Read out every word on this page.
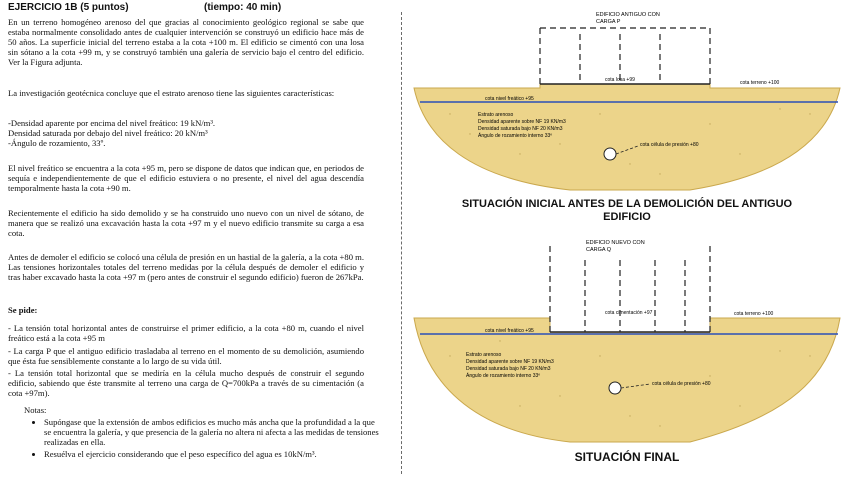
EJERCICIO 1B (5 puntos)	(tiempo: 40 min)

En un terreno homogéneo arenoso del que gracias al conocimiento geológico regional se sabe que estaba normalmente consolidado antes de cualquier intervención se construyó un edificio hace más de 50 años. La superficie inicial del terreno estaba a la cota +100 m. El edificio se cimentó con una losa sin sótano a la cota +99 m, y se construyó también una galería de servicio bajo el centro del edificio. Ver la Figura adjunta.

La investigación geotécnica concluye que el estrato arenoso tiene las siguientes características:

-Densidad aparente por encima del nivel freático: 19 kN/m³.

Densidad saturada por debajo del nivel freático: 20 kN/m³

-Ángulo de rozamiento, 33º.

El nivel freático se encuentra a la cota +95 m, pero se dispone de datos que indican que, en periodos de sequía e independientemente de que el edificio estuviera o no presente, el nivel del agua descendía temporalmente hasta la cota +90 m.

Recientemente el edificio ha sido demolido y se ha construido uno nuevo con un nivel de sótano, de manera que se realizó una excavación hasta la cota +97 m y el nuevo edificio transmite su carga a esa cota.

Antes de demoler el edificio se colocó una célula de presión en un hastial de la galería, a la cota +80 m. Las tensiones horizontales totales del terreno medidas por la célula después de demoler el edificio y tras haber excavado hasta la cota +97 m (pero antes de construir el segundo edificio) fueron de 267kPa.

Se pide:

- La tensión total horizontal antes de construirse el primer edificio, a la cota +80 m, cuando el nivel freático está a la cota +95 m

- La carga P que el antiguo edificio trasladaba al terreno en el momento de su demolición, asumiendo que ésta fue sensiblemente constante a lo largo de su vida útil.

- La tensión total horizontal que se mediría en la célula mucho después de construir el segundo edificio, sabiendo que éste transmite al terreno una carga de Q=700kPa a través de su cimentación (a cota +97m).

Notas:

• Supóngase que la extensión de ambos edificios es mucho más ancha que la profundidad a la que se encuentra la galería, y que presencia de la galería no altera ni afecta a las medidas de tensiones realizadas en ella.
• Resuélva el ejercicio considerando que el peso específico del agua es 10kN/m³.
EDIFICIO ANTIGUO CON
CARGA P
cota losa +99	cota terreno +100
cota nivel freático +95
Estrato arenoso
Densidad aparente sobre NF 19 KN/m3
Densidad saturada bajo NF 20 KN/m3
Ángulo de rozamiento interno 33º
cota célula de presión +80
SITUACIÓN INICIAL ANTES DE LA DEMOLICIÓN DEL ANTIGUO
EDIFICIO
EDIFICIO NUEVO CON
CARGA Q
cota cimentación +97	cota terreno +100
cota nivel freático +95
Estrato arenoso
Densidad aparente sobre NF 19 KN/m3
Densidad saturada bajo NF 20 KN/m3
Ángulo de rozamiento interno 33º
cota célula de presión +80
SITUACIÓN FINAL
* * *
_Brief:_ Transcribe the records word for word and include no pictures.

_Task result:_
Read out every word on this page.
EJERCICIO 1B (5 puntos)	(tiempo: 40 min)

En un terreno homogéneo arenoso del que gracias al conocimiento geológico regional se sabe que estaba normalmente consolidado antes de cualquier intervención se construyó un edificio hace más de 50 años. La superficie inicial del terreno estaba a la cota +100 m. El edificio se cimentó con una losa sin sótano a la cota +99 m, y se construyó también una galería de servicio bajo el centro del edificio. Ver la Figura adjunta.

La investigación geotécnica concluye que el estrato arenoso tiene las siguientes características:

-Densidad aparente por encima del nivel freático: 19 kN/m³.

Densidad saturada por debajo del nivel freático: 20 kN/m³

-Ángulo de rozamiento, 33º.

El nivel freático se encuentra a la cota +95 m, pero se dispone de datos que indican que, en periodos de sequía e independientemente de que el edificio estuviera o no presente, el nivel del agua descendía temporalmente hasta la cota +90 m.

Recientemente el edificio ha sido demolido y se ha construido uno nuevo con un nivel de sótano, de manera que se realizó una excavación hasta la cota +97 m y el nuevo edificio transmite su carga a esa cota.

Antes de demoler el edificio se colocó una célula de presión en un hastial de la galería, a la cota +80 m. Las tensiones horizontales totales del terreno medidas por la célula después de demoler el edificio y tras haber excavado hasta la cota +97 m (pero antes de construir el segundo edificio) fueron de 267kPa.

Se pide:

- La tensión total horizontal antes de construirse el primer edificio, a la cota +80 m, cuando el nivel freático está a la cota +95 m

- La carga P que el antiguo edificio trasladaba al terreno en el momento de su demolición, asumiendo que ésta fue sensiblemente constante a lo largo de su vida útil.

- La tensión total horizontal que se mediría en la célula mucho después de construir el segundo edificio, sabiendo que éste transmite al terreno una carga de Q=700kPa a través de su cimentación (a cota +97m).

Notas:

• Supóngase que la extensión de ambos edificios es mucho más ancha que la profundidad a la que se encuentra la galería, y que presencia de la galería no altera ni afecta a las medidas de tensiones realizadas en ella.
• Resuélva el ejercicio considerando que el peso específico del agua es 10kN/m³.
EDIFICIO ANTIGUO CON
CARGA P
cota losa +99	cota terreno +100
cota nivel freático +95
Estrato arenoso
Densidad aparente sobre NF 19 KN/m3
Densidad saturada bajo NF 20 KN/m3
Ángulo de rozamiento interno 33º
cota célula de presión +80
SITUACIÓN INICIAL ANTES DE LA DEMOLICIÓN DEL ANTIGUO
EDIFICIO
EDIFICIO NUEVO CON
CARGA Q
cota cimentación +97	cota terreno +100
cota nivel freático +95
Estrato arenoso
Densidad aparente sobre NF 19 KN/m3
Densidad saturada bajo NF 20 KN/m3
Ángulo de rozamiento interno 33º
cota célula de presión +80
SITUACIÓN FINAL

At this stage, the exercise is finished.